### Data listing:
- - - - - - -
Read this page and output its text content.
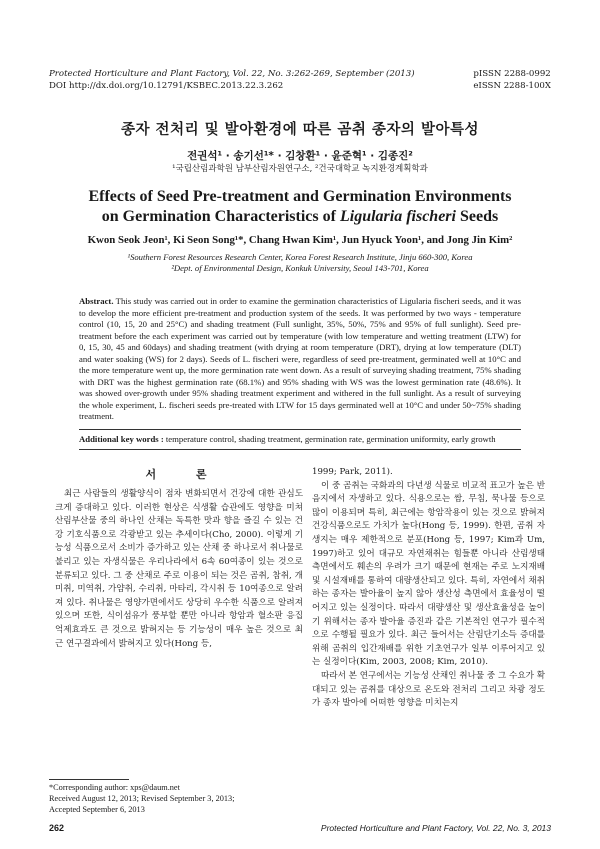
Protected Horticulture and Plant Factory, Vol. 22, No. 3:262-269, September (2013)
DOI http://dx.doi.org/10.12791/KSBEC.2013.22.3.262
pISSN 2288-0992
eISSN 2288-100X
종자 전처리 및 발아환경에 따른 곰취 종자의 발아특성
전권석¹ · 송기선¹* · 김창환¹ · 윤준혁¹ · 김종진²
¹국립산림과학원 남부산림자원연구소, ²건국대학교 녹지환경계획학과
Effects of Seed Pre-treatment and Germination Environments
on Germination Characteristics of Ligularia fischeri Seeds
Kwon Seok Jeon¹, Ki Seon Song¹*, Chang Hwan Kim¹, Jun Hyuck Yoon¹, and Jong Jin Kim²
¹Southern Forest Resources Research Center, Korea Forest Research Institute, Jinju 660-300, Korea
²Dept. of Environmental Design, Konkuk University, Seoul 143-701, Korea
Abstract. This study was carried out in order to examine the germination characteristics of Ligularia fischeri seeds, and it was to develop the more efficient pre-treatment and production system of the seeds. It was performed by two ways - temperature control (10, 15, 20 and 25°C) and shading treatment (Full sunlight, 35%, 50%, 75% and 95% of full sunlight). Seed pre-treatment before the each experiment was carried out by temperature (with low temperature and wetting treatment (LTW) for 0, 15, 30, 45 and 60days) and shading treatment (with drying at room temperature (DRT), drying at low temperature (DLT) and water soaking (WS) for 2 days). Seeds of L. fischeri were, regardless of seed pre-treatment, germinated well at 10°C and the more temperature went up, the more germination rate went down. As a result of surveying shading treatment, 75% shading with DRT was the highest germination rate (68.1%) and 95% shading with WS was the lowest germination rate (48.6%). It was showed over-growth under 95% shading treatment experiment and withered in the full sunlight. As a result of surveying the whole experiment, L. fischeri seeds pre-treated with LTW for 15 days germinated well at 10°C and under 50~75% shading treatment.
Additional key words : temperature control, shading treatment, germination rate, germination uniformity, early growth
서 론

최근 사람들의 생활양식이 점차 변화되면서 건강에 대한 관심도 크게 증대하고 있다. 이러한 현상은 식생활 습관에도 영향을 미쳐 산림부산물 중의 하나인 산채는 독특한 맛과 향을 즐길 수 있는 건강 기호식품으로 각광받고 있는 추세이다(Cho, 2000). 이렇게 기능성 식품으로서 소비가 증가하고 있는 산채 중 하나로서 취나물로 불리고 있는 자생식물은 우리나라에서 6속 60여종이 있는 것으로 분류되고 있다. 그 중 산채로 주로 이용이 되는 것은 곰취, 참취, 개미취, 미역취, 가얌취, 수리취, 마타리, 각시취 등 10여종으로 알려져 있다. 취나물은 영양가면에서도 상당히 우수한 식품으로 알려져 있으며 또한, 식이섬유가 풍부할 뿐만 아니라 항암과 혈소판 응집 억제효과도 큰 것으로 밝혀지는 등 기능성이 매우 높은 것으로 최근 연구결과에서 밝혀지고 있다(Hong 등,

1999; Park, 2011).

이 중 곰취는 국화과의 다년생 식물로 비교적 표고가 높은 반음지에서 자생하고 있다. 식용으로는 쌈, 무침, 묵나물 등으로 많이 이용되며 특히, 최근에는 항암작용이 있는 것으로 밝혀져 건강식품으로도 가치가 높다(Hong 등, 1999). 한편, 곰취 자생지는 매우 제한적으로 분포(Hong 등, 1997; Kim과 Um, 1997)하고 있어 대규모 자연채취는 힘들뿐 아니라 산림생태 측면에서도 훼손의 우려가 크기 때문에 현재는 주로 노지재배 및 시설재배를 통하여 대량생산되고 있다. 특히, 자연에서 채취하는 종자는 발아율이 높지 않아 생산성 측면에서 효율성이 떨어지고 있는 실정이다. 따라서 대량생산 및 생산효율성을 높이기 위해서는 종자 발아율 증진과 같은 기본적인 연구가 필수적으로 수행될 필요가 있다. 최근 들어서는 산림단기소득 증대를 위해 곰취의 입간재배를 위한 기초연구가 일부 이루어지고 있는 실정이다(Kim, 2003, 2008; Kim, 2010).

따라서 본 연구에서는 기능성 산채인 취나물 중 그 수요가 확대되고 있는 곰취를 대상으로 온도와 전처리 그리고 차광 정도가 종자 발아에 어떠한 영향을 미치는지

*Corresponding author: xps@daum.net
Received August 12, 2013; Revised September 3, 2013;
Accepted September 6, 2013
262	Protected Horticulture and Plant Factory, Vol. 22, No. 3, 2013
- - - - - - -
### Work to be completed:
Read the entries and pick out all lines that include the word "Factory".

### Completed exercise:
Protected Horticulture and Plant Factory, Vol. 22, No. 3:262-269, September (2013)
262	Protected Horticulture and Plant Factory, Vol. 22, No. 3, 2013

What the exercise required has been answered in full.